Repeat word for word the lines of the material from its beginning through the line that holds "The button 340 is at (500, 525).", including that line. Leave the pictures out of your answer.

━━━━━ Listed entries ━━━━━

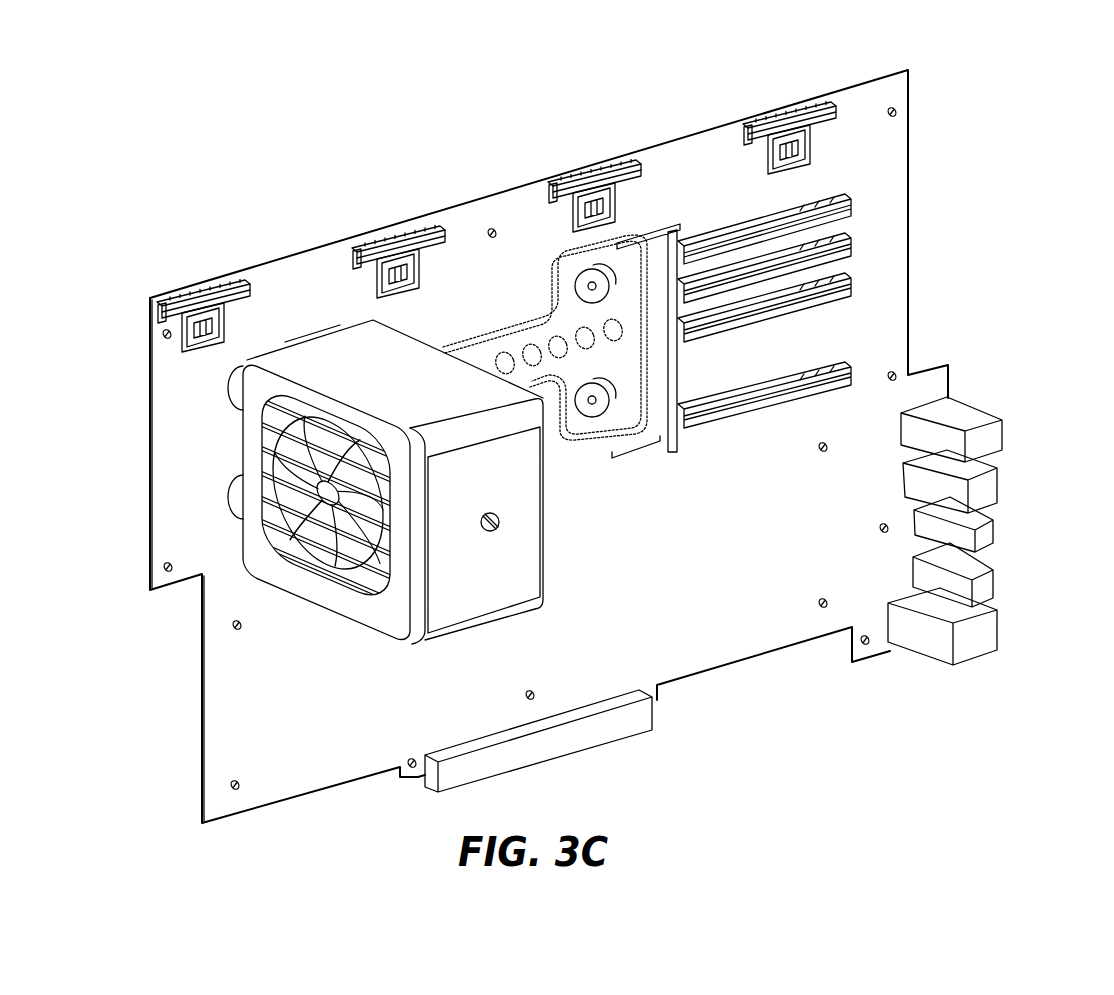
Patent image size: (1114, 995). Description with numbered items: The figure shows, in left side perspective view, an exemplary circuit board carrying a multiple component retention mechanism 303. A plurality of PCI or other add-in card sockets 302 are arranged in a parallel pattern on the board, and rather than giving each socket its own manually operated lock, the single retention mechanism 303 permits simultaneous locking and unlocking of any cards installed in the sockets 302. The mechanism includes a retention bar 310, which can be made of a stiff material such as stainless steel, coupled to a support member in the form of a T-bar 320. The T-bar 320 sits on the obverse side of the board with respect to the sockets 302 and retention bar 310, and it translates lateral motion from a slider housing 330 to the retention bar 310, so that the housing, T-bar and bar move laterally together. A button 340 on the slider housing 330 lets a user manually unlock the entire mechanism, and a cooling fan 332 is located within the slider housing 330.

The component retention mechanism 303 is at (950, 90).
The add-in card sockets 302 is at (845, 368).
The retention bar 310 is at (676, 452).
The T-bar 320 is at (577, 425).
The slider housing 330 is at (372, 358).
The cooling fan 332 is at (327, 525).
The button 340 is at (500, 525).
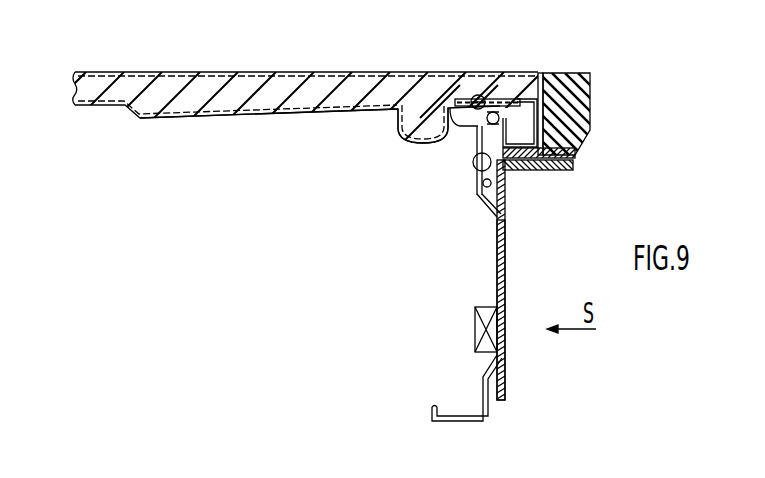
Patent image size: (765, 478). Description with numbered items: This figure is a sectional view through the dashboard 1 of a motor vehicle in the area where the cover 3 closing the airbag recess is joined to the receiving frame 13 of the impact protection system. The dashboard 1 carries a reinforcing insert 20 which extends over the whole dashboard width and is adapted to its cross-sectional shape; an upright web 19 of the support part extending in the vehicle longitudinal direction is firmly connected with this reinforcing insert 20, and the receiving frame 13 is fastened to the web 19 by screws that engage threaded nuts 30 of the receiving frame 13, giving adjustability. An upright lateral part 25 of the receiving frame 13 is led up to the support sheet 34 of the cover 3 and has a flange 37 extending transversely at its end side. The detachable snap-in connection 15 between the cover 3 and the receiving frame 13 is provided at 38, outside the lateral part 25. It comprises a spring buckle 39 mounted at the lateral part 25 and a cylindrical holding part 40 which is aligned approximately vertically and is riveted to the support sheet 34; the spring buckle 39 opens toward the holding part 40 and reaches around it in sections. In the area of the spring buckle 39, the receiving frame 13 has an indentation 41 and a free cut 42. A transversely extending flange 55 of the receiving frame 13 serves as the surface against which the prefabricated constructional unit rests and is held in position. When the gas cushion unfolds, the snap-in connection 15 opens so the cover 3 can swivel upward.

━━━━━

> **Written response**
Patent image size: (1114, 995). Description with numbered items: The figure shows, in left side perspective view, an exemplary circuit board carrying a multiple component retention mechanism 303. A plurality of PCI or other add-in card sockets 302 are arranged in a parallel pattern on the board, and rather than giving each socket its own manually operated lock, the single retention mechanism 303 permits simultaneous locking and unlocking of any cards installed in the sockets 302. The mechanism includes a retention bar 310, which can be made of a stiff material such as stainless steel, coupled to a support member in the form of a T-bar 320. The T-bar 320 sits on the obverse side of the board with respect to the sockets 302 and retention bar 310, and it translates lateral motion from a slider housing 330 to the retention bar 310, so that the housing, T-bar and bar move laterally together. A button 340 on the slider housing 330 lets a user manually unlock the entire mechanism, and a cooling fan 332 is located within the slider housing 330.

The component retention mechanism 303 is at (950, 90).
The add-in card sockets 302 is at (845, 368).
The retention bar 310 is at (676, 452).
The T-bar 320 is at (577, 425).
The slider housing 330 is at (372, 358).
The cooling fan 332 is at (327, 525).
The button 340 is at (500, 525).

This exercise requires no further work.